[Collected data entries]
>>>

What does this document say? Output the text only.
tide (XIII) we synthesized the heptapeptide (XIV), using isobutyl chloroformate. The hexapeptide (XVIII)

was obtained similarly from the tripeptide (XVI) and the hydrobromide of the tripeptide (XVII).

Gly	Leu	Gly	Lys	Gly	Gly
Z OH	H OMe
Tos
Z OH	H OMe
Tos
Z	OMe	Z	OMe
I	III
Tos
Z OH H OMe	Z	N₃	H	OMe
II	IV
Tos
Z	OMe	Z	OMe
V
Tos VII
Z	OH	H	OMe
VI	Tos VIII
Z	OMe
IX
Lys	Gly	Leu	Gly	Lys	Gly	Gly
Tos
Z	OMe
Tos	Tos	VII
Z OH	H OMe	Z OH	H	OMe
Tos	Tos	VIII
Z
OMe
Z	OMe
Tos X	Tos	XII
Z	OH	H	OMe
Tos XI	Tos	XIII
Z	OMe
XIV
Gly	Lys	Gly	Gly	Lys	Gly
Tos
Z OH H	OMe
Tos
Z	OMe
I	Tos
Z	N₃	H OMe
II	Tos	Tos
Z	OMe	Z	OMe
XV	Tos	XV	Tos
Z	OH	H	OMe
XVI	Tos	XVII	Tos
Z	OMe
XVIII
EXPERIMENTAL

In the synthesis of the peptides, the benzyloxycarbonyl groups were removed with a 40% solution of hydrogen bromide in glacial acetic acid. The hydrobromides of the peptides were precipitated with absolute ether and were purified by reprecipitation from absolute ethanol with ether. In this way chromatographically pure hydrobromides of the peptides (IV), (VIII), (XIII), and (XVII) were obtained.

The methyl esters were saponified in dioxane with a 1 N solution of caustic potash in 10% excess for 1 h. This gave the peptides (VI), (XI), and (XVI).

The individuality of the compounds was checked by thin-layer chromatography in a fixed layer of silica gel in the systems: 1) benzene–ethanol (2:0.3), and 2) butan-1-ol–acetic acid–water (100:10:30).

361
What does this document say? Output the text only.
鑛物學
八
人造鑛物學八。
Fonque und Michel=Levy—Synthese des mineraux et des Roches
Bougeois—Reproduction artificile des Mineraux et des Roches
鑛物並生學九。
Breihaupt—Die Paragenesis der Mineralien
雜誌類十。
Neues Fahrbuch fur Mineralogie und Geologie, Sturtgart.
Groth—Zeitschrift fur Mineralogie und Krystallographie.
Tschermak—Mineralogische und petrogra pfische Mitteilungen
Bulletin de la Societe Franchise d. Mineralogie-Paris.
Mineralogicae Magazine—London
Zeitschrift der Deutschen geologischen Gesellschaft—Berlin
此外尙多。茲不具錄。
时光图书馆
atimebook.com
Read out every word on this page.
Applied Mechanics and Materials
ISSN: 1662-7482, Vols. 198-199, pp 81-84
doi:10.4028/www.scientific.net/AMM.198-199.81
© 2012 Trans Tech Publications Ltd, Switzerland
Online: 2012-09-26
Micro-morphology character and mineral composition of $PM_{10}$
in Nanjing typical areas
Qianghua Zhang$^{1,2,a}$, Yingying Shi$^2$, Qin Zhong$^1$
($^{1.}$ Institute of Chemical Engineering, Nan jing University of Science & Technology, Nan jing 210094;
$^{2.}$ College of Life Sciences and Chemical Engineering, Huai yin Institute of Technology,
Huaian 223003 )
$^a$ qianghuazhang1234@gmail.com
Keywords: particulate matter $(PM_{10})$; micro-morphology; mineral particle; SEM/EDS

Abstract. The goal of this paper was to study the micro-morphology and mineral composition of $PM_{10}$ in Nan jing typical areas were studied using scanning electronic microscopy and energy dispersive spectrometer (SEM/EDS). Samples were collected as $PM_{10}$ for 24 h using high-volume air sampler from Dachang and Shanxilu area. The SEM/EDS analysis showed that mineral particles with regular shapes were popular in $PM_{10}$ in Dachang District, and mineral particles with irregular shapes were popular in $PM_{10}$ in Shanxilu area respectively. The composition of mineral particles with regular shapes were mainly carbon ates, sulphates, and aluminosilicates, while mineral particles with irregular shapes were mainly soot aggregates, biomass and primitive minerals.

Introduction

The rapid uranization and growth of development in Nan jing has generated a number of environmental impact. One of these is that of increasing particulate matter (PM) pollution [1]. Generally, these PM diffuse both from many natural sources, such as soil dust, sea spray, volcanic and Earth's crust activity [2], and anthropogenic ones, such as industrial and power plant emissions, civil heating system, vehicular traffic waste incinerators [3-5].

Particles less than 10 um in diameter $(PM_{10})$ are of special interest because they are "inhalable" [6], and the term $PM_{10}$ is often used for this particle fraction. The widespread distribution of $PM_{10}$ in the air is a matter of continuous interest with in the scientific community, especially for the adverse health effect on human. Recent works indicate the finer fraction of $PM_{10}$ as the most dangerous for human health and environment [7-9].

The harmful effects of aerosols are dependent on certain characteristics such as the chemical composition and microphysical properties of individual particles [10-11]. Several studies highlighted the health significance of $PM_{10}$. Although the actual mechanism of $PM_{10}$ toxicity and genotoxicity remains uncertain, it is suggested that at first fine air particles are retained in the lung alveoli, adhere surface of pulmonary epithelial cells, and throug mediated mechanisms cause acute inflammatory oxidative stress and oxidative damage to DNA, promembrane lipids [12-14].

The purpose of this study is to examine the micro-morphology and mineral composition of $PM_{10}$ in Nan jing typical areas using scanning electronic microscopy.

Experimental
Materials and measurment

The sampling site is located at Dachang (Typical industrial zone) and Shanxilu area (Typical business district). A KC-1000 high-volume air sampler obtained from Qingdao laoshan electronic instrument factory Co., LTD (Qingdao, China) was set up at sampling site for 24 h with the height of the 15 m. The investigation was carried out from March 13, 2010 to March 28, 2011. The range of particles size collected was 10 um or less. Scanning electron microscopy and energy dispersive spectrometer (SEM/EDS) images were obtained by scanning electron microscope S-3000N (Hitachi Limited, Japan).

<<<

• What needs to be done: The total of lines in the data that contain "study" is all you should give.

• Answer area: 2